### TASK REQUIREMENTS
Every entry that follows needs to be repeated exactly.

▬▬▬

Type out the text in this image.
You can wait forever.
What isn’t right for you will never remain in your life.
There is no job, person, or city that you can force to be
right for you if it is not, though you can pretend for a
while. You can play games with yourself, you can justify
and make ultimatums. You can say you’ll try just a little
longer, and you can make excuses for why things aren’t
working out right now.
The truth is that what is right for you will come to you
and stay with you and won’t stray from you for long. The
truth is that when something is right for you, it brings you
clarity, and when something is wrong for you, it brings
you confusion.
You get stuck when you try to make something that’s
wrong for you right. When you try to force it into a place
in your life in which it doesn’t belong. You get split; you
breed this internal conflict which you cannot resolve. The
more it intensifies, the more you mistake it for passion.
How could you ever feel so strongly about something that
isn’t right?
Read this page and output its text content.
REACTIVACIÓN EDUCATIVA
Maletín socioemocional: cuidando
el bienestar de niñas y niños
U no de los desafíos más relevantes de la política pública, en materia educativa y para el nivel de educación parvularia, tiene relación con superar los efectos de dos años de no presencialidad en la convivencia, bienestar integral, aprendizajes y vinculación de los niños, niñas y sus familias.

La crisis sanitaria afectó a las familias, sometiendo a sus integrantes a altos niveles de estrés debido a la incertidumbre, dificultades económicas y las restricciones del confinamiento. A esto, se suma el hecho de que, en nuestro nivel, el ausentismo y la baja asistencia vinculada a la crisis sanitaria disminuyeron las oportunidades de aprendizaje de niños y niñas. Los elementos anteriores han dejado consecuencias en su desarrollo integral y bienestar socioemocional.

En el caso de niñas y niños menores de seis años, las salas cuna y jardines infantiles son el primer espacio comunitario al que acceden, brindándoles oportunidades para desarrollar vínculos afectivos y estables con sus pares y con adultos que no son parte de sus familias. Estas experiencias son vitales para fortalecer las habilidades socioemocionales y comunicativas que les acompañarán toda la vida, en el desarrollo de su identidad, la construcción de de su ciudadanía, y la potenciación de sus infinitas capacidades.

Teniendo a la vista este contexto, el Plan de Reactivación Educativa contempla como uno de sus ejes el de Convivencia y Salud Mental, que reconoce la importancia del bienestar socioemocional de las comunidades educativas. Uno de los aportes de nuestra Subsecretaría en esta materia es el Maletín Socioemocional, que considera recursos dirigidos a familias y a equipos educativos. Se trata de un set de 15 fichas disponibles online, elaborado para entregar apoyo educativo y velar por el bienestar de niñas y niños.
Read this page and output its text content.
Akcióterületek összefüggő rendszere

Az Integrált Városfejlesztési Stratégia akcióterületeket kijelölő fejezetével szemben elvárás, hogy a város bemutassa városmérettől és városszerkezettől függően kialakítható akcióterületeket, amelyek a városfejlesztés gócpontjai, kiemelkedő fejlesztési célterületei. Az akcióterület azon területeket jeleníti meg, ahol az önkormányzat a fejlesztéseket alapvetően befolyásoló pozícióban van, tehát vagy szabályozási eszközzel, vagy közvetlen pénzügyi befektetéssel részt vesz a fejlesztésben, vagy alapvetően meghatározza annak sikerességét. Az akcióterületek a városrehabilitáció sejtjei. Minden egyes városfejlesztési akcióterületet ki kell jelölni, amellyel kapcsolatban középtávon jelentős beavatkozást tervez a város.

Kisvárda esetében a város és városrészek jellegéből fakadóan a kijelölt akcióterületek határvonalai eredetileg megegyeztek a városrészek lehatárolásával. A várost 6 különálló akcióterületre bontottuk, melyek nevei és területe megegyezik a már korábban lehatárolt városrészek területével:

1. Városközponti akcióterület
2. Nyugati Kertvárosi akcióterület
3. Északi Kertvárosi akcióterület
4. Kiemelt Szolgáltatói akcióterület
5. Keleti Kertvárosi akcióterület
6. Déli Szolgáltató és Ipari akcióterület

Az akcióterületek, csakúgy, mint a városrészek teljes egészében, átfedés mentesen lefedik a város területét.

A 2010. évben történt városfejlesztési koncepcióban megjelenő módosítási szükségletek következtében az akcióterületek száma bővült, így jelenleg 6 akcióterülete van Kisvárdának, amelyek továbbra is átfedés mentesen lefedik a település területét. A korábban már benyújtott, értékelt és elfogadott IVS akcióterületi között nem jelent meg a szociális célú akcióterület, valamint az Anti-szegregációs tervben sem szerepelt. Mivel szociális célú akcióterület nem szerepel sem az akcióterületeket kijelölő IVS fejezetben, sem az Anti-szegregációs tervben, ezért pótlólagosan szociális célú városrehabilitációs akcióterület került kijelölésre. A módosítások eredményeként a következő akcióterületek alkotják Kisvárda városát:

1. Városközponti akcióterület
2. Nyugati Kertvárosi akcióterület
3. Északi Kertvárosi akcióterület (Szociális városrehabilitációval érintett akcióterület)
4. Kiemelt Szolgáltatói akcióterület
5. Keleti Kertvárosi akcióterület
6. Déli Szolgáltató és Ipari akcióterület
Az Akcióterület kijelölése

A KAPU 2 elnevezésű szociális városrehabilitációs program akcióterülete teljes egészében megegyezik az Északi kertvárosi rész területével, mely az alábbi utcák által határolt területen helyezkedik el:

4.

▬▬▬

### COMPLETE ANSWER
Type out the text in this image.
You can wait forever.
What isn’t right for you will never remain in your life.
There is no job, person, or city that you can force to be
right for you if it is not, though you can pretend for a
while. You can play games with yourself, you can justify
and make ultimatums. You can say you’ll try just a little
longer, and you can make excuses for why things aren’t
working out right now.
The truth is that what is right for you will come to you
and stay with you and won’t stray from you for long. The
truth is that when something is right for you, it brings you
clarity, and when something is wrong for you, it brings
you confusion.
You get stuck when you try to make something that’s
wrong for you right. When you try to force it into a place
in your life in which it doesn’t belong. You get split; you
breed this internal conflict which you cannot resolve. The
more it intensifies, the more you mistake it for passion.
How could you ever feel so strongly about something that
isn’t right?
Read this page and output its text content.
REACTIVACIÓN EDUCATIVA
Maletín socioemocional: cuidando
el bienestar de niñas y niños
U no de los desafíos más relevantes de la política pública, en materia educativa y para el nivel de educación parvularia, tiene relación con superar los efectos de dos años de no presencialidad en la convivencia, bienestar integral, aprendizajes y vinculación de los niños, niñas y sus familias.

La crisis sanitaria afectó a las familias, sometiendo a sus integrantes a altos niveles de estrés debido a la incertidumbre, dificultades económicas y las restricciones del confinamiento. A esto, se suma el hecho de que, en nuestro nivel, el ausentismo y la baja asistencia vinculada a la crisis sanitaria disminuyeron las oportunidades de aprendizaje de niños y niñas. Los elementos anteriores han dejado consecuencias en su desarrollo integral y bienestar socioemocional.

En el caso de niñas y niños menores de seis años, las salas cuna y jardines infantiles son el primer espacio comunitario al que acceden, brindándoles oportunidades para desarrollar vínculos afectivos y estables con sus pares y con adultos que no son parte de sus familias. Estas experiencias son vitales para fortalecer las habilidades socioemocionales y comunicativas que les acompañarán toda la vida, en el desarrollo de su identidad, la construcción de de su ciudadanía, y la potenciación de sus infinitas capacidades.

Teniendo a la vista este contexto, el Plan de Reactivación Educativa contempla como uno de sus ejes el de Convivencia y Salud Mental, que reconoce la importancia del bienestar socioemocional de las comunidades educativas. Uno de los aportes de nuestra Subsecretaría en esta materia es el Maletín Socioemocional, que considera recursos dirigidos a familias y a equipos educativos. Se trata de un set de 15 fichas disponibles online, elaborado para entregar apoyo educativo y velar por el bienestar de niñas y niños.
Read this page and output its text content.
Akcióterületek összefüggő rendszere

Az Integrált Városfejlesztési Stratégia akcióterületeket kijelölő fejezetével szemben elvárás, hogy a város bemutassa városmérettől és városszerkezettől függően kialakítható akcióterületeket, amelyek a városfejlesztés gócpontjai, kiemelkedő fejlesztési célterületei. Az akcióterület azon területeket jeleníti meg, ahol az önkormányzat a fejlesztéseket alapvetően befolyásoló pozícióban van, tehát vagy szabályozási eszközzel, vagy közvetlen pénzügyi befektetéssel részt vesz a fejlesztésben, vagy alapvetően meghatározza annak sikerességét. Az akcióterületek a városrehabilitáció sejtjei. Minden egyes városfejlesztési akcióterületet ki kell jelölni, amellyel kapcsolatban középtávon jelentős beavatkozást tervez a város.

Kisvárda esetében a város és városrészek jellegéből fakadóan a kijelölt akcióterületek határvonalai eredetileg megegyeztek a városrészek lehatárolásával. A várost 6 különálló akcióterületre bontottuk, melyek nevei és területe megegyezik a már korábban lehatárolt városrészek területével:

1. Városközponti akcióterület
2. Nyugati Kertvárosi akcióterület
3. Északi Kertvárosi akcióterület
4. Kiemelt Szolgáltatói akcióterület
5. Keleti Kertvárosi akcióterület
6. Déli Szolgáltató és Ipari akcióterület

Az akcióterületek, csakúgy, mint a városrészek teljes egészében, átfedés mentesen lefedik a város területét.

A 2010. évben történt városfejlesztési koncepcióban megjelenő módosítási szükségletek következtében az akcióterületek száma bővült, így jelenleg 6 akcióterülete van Kisvárdának, amelyek továbbra is átfedés mentesen lefedik a település területét. A korábban már benyújtott, értékelt és elfogadott IVS akcióterületi között nem jelent meg a szociális célú akcióterület, valamint az Anti-szegregációs tervben sem szerepelt. Mivel szociális célú akcióterület nem szerepel sem az akcióterületeket kijelölő IVS fejezetben, sem az Anti-szegregációs tervben, ezért pótlólagosan szociális célú városrehabilitációs akcióterület került kijelölésre. A módosítások eredményeként a következő akcióterületek alkotják Kisvárda városát:

1. Városközponti akcióterület
2. Nyugati Kertvárosi akcióterület
3. Északi Kertvárosi akcióterület (Szociális városrehabilitációval érintett akcióterület)
4. Kiemelt Szolgáltatói akcióterület
5. Keleti Kertvárosi akcióterület
6. Déli Szolgáltató és Ipari akcióterület
Az Akcióterület kijelölése

A KAPU 2 elnevezésű szociális városrehabilitációs program akcióterülete teljes egészében megegyezik az Északi kertvárosi rész területével, mely az alábbi utcák által határolt területen helyezkedik el:

4.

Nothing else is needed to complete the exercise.